===== Data supplied

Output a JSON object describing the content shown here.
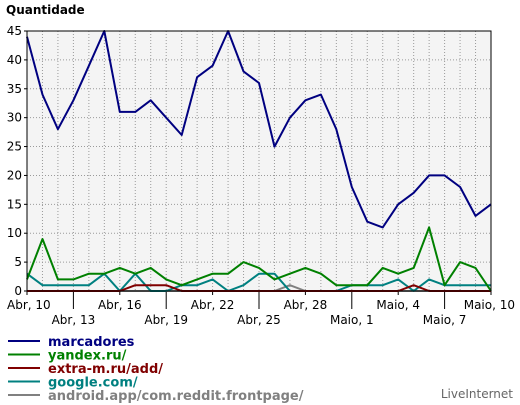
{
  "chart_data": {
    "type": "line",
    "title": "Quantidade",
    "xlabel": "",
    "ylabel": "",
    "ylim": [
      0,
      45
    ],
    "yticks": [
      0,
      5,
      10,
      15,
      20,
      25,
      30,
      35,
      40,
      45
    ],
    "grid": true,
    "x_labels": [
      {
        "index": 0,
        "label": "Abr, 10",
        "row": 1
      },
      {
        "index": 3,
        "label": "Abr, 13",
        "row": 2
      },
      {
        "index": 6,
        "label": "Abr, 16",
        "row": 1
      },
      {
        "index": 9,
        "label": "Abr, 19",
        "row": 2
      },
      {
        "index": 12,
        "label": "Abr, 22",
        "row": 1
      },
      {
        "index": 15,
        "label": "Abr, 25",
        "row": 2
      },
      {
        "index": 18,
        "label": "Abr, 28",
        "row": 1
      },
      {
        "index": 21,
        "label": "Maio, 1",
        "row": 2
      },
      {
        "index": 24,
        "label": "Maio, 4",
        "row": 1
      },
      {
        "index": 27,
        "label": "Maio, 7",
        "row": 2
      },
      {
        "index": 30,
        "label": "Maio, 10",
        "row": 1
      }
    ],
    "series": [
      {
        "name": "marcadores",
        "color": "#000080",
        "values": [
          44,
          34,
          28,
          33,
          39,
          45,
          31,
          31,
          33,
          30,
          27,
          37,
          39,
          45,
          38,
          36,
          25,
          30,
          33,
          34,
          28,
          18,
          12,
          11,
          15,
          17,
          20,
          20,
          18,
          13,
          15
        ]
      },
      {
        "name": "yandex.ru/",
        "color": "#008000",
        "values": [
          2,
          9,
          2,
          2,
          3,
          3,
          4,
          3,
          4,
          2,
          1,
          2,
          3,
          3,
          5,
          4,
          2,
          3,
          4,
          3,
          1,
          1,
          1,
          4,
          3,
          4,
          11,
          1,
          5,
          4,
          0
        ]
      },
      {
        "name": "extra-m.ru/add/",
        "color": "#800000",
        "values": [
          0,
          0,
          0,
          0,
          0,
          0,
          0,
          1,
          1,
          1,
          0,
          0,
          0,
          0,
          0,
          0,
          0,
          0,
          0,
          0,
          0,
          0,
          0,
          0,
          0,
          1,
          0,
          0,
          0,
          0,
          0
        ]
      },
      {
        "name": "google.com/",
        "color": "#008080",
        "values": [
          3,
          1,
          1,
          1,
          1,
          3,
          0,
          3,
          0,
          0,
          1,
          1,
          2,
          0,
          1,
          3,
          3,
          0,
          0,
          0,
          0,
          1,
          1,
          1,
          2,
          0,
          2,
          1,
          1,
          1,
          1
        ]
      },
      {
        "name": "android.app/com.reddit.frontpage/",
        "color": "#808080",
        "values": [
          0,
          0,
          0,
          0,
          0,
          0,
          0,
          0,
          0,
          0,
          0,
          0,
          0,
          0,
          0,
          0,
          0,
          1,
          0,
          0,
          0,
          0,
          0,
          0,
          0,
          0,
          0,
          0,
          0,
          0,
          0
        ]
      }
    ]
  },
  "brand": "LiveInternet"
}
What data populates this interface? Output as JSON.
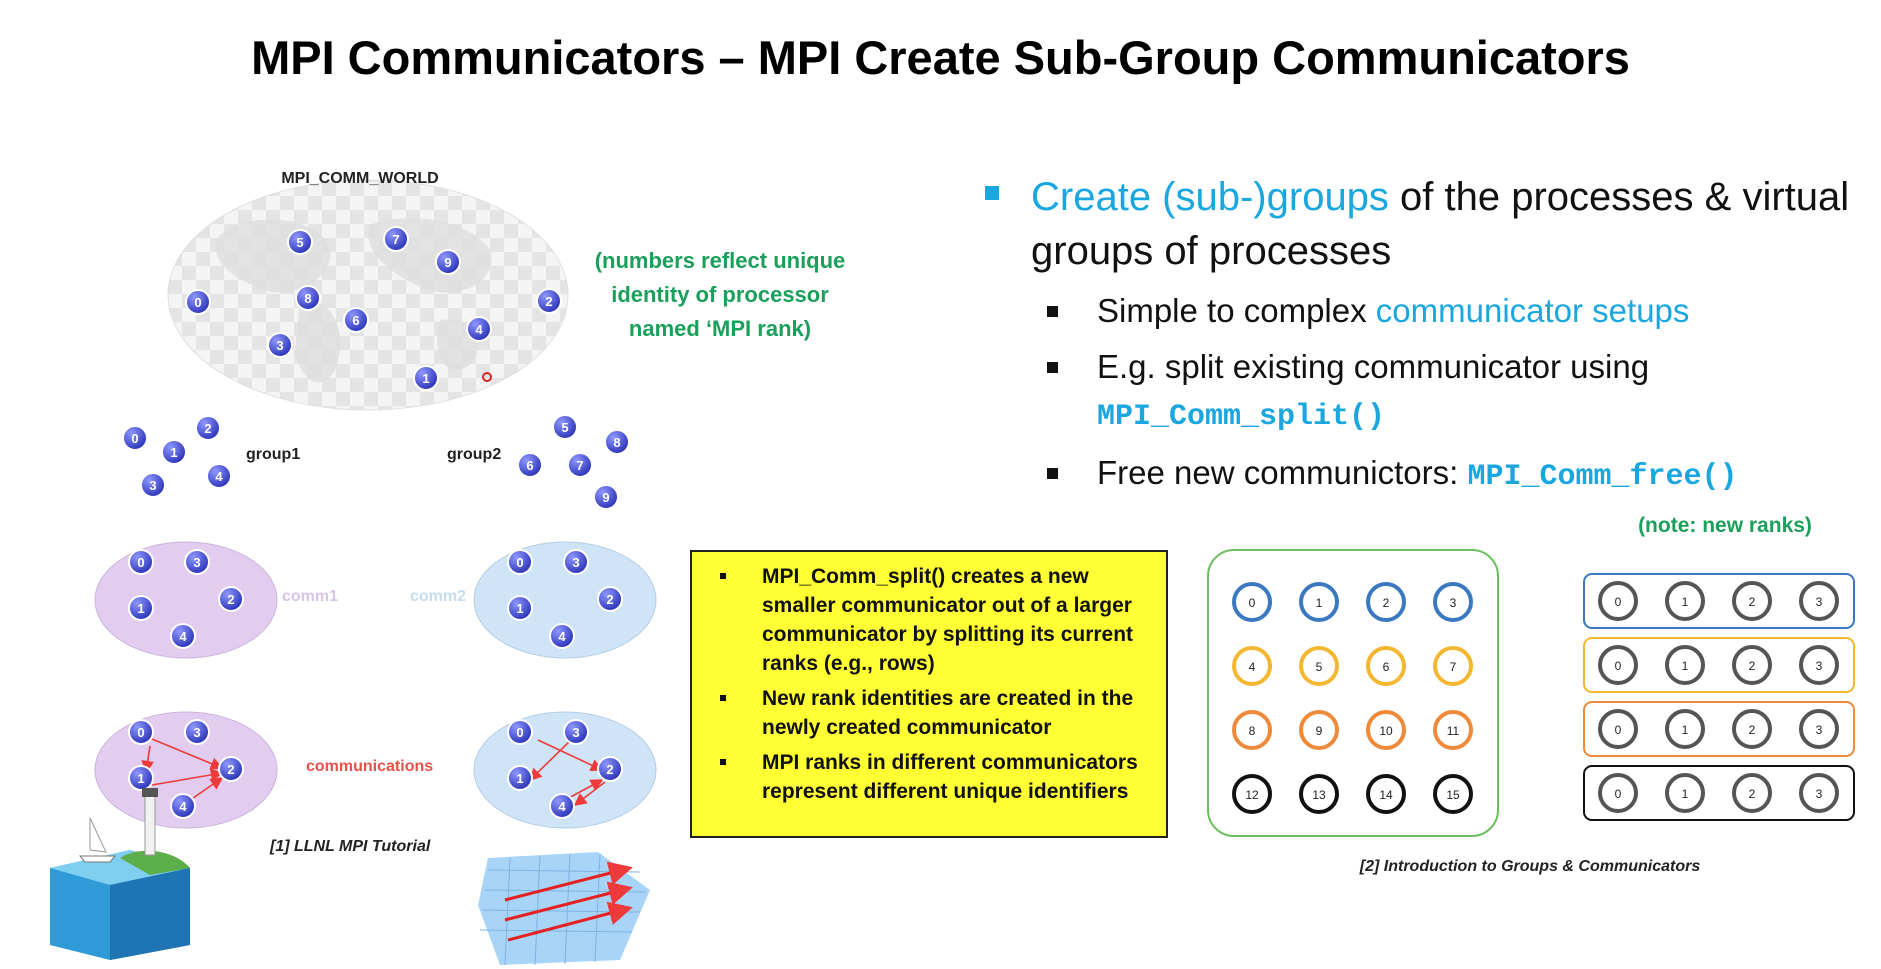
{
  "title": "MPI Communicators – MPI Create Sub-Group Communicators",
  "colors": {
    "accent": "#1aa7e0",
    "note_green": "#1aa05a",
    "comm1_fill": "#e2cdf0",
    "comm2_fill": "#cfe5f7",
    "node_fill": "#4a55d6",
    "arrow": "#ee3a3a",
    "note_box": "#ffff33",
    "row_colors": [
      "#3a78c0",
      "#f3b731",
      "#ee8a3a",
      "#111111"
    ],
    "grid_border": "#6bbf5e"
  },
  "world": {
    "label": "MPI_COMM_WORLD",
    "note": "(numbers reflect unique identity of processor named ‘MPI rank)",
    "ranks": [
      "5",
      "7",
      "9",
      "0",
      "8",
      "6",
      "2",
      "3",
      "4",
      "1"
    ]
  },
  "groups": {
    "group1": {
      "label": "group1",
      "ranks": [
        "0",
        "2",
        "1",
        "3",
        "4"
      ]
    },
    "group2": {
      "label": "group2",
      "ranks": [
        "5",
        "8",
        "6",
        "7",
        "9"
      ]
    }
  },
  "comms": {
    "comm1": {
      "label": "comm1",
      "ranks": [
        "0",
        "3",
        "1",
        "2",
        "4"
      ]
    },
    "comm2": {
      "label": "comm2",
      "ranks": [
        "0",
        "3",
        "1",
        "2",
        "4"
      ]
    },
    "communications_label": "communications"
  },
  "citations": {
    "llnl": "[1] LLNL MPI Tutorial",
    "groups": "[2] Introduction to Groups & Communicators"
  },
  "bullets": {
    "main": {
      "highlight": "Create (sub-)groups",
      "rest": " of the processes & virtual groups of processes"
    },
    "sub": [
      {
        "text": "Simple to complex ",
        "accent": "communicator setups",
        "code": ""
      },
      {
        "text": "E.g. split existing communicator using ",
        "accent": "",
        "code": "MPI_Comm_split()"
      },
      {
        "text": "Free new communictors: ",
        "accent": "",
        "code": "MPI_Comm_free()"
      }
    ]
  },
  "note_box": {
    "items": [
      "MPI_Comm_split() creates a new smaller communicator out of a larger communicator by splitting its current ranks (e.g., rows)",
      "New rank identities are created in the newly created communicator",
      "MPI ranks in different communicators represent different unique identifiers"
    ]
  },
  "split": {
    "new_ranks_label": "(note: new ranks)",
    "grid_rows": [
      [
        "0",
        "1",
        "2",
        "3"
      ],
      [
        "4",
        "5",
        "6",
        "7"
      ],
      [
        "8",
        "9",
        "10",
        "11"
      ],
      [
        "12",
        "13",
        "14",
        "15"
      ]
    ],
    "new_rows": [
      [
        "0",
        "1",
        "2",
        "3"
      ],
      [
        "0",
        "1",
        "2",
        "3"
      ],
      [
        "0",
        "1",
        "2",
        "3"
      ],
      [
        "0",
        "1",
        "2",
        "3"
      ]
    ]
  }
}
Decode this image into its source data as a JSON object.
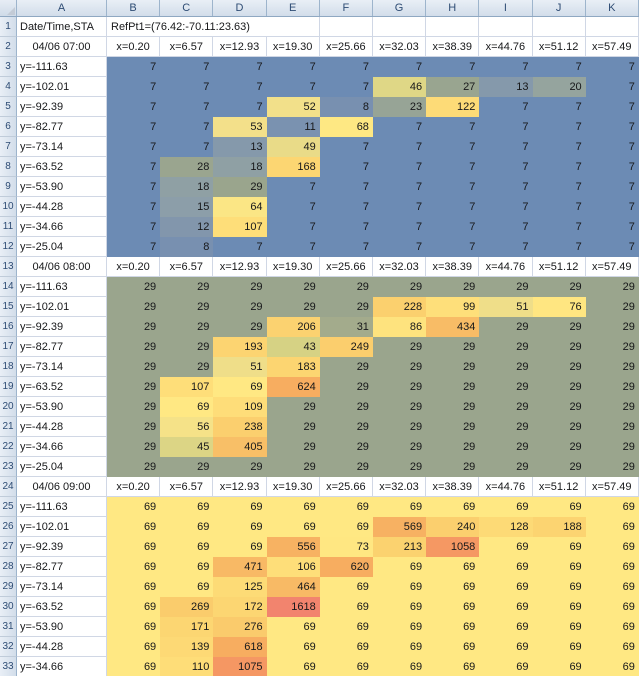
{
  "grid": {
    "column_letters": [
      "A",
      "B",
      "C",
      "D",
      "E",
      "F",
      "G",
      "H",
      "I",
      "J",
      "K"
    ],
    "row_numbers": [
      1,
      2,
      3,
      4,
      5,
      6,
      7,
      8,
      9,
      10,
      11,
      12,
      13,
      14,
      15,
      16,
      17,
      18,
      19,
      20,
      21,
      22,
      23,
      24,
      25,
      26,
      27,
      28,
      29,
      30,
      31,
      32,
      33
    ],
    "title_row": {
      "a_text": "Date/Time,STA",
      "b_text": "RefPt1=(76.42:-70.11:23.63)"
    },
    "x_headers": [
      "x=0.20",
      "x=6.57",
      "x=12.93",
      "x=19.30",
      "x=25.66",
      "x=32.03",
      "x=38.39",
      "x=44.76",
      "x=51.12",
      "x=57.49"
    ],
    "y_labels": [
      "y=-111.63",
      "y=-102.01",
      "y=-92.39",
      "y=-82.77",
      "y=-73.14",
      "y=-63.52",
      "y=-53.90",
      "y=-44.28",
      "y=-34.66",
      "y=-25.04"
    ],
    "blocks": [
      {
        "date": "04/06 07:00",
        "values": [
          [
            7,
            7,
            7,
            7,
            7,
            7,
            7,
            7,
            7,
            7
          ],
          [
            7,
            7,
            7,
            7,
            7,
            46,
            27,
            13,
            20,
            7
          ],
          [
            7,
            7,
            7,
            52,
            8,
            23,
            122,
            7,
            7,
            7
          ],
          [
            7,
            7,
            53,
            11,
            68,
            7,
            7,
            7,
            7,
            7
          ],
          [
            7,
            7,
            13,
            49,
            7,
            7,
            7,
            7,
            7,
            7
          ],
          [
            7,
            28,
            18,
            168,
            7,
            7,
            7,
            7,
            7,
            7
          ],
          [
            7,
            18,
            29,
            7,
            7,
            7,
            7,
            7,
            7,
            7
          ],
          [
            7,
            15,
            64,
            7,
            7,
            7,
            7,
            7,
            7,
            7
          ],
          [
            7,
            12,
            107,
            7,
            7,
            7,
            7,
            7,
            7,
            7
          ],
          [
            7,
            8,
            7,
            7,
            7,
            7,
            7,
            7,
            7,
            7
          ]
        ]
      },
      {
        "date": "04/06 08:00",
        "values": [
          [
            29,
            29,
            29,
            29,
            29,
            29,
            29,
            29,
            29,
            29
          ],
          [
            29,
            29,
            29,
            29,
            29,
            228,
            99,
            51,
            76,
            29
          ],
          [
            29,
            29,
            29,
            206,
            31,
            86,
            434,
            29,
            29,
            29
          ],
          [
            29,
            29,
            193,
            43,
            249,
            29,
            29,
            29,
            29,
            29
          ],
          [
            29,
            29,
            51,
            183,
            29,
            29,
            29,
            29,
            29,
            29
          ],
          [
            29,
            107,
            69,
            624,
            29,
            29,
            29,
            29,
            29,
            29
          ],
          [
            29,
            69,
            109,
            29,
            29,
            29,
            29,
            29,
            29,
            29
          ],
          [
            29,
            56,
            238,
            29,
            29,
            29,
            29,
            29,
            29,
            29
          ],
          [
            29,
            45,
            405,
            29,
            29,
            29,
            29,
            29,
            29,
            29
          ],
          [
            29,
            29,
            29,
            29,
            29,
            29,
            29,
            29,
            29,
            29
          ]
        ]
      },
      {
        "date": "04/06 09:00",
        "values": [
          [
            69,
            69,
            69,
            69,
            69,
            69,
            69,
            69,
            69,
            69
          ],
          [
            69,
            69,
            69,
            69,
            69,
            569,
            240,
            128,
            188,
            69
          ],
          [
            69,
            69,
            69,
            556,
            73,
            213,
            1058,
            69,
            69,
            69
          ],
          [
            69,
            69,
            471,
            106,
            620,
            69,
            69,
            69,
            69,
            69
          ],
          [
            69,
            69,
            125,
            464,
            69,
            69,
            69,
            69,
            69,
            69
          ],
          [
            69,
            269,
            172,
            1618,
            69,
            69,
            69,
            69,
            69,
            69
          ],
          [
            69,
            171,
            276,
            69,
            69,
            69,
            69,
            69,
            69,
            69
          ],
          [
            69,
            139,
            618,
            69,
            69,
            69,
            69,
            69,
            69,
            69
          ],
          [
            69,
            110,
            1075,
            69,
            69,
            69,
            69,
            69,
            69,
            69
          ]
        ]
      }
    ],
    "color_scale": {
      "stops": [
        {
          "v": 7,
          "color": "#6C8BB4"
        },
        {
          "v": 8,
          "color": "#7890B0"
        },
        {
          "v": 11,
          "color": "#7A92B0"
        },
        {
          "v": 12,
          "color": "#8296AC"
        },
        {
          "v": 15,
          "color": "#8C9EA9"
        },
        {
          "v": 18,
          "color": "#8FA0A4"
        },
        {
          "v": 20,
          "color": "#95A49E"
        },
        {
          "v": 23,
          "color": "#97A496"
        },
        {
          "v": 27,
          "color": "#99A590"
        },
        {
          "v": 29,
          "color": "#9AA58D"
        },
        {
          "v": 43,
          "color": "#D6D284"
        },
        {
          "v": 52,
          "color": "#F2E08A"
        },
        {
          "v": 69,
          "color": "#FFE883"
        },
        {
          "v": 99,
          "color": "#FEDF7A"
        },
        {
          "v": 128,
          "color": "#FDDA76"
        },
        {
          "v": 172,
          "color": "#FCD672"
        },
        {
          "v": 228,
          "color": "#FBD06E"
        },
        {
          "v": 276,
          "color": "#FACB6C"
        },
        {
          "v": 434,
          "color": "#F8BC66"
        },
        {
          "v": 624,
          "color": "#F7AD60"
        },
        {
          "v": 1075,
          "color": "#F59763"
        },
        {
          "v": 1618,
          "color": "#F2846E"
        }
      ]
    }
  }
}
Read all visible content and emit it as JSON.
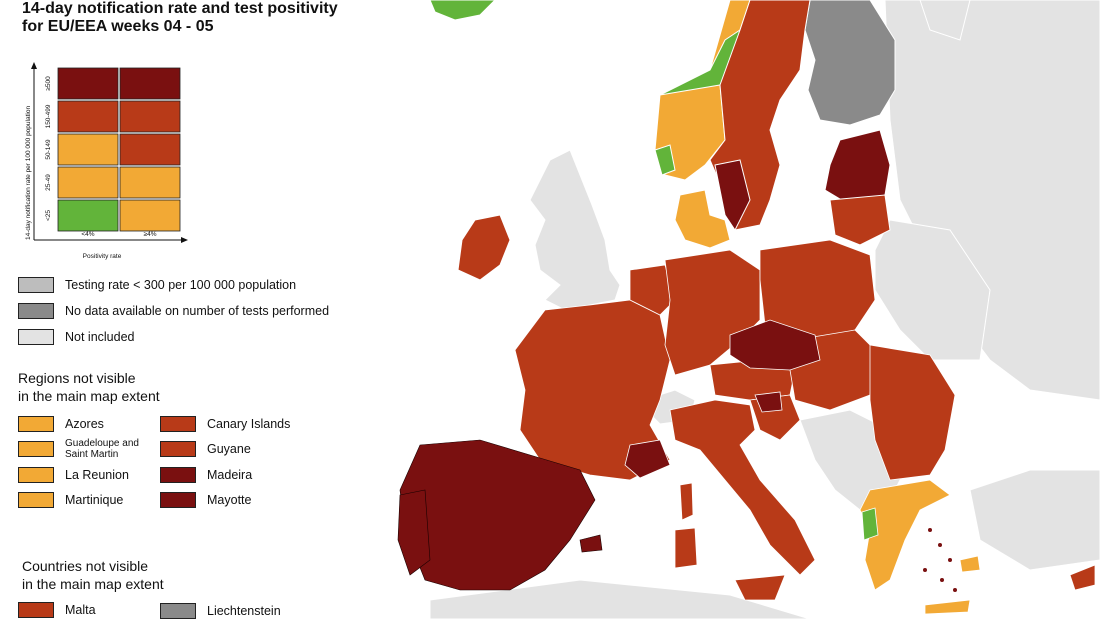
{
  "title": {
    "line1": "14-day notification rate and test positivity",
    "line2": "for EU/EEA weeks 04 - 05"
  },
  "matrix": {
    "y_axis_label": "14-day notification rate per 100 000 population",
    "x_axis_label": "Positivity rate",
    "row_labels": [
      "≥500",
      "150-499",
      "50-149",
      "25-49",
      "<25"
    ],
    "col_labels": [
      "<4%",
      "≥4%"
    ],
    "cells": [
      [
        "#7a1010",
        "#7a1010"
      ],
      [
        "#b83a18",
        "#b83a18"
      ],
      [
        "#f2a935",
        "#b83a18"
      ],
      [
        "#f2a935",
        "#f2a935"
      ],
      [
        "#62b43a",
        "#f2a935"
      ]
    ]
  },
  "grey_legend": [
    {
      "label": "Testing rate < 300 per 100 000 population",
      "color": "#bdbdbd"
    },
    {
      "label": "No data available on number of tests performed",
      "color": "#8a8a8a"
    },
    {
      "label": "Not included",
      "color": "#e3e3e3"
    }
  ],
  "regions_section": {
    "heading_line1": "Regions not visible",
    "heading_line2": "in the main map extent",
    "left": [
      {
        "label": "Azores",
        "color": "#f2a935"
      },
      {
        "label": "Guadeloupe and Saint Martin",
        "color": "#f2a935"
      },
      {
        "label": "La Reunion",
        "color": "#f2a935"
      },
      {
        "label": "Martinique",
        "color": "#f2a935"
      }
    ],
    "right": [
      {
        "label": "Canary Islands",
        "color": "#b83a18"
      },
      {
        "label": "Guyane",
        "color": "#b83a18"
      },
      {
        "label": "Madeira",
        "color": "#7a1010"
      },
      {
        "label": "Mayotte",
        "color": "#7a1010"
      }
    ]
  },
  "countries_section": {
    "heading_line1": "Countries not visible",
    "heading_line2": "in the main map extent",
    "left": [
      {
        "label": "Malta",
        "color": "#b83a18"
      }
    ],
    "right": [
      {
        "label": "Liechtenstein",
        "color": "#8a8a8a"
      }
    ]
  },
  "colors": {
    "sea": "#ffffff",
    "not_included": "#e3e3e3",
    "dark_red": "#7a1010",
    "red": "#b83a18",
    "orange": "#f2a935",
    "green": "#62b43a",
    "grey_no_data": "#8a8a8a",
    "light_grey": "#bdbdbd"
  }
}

==========

> What you will do:
Out of the preceding entries, pull every line containing the string "Output".

> Solution to this problem:
Output a JSON object describing the content shown here.
What data populates this interface? Output as JSON.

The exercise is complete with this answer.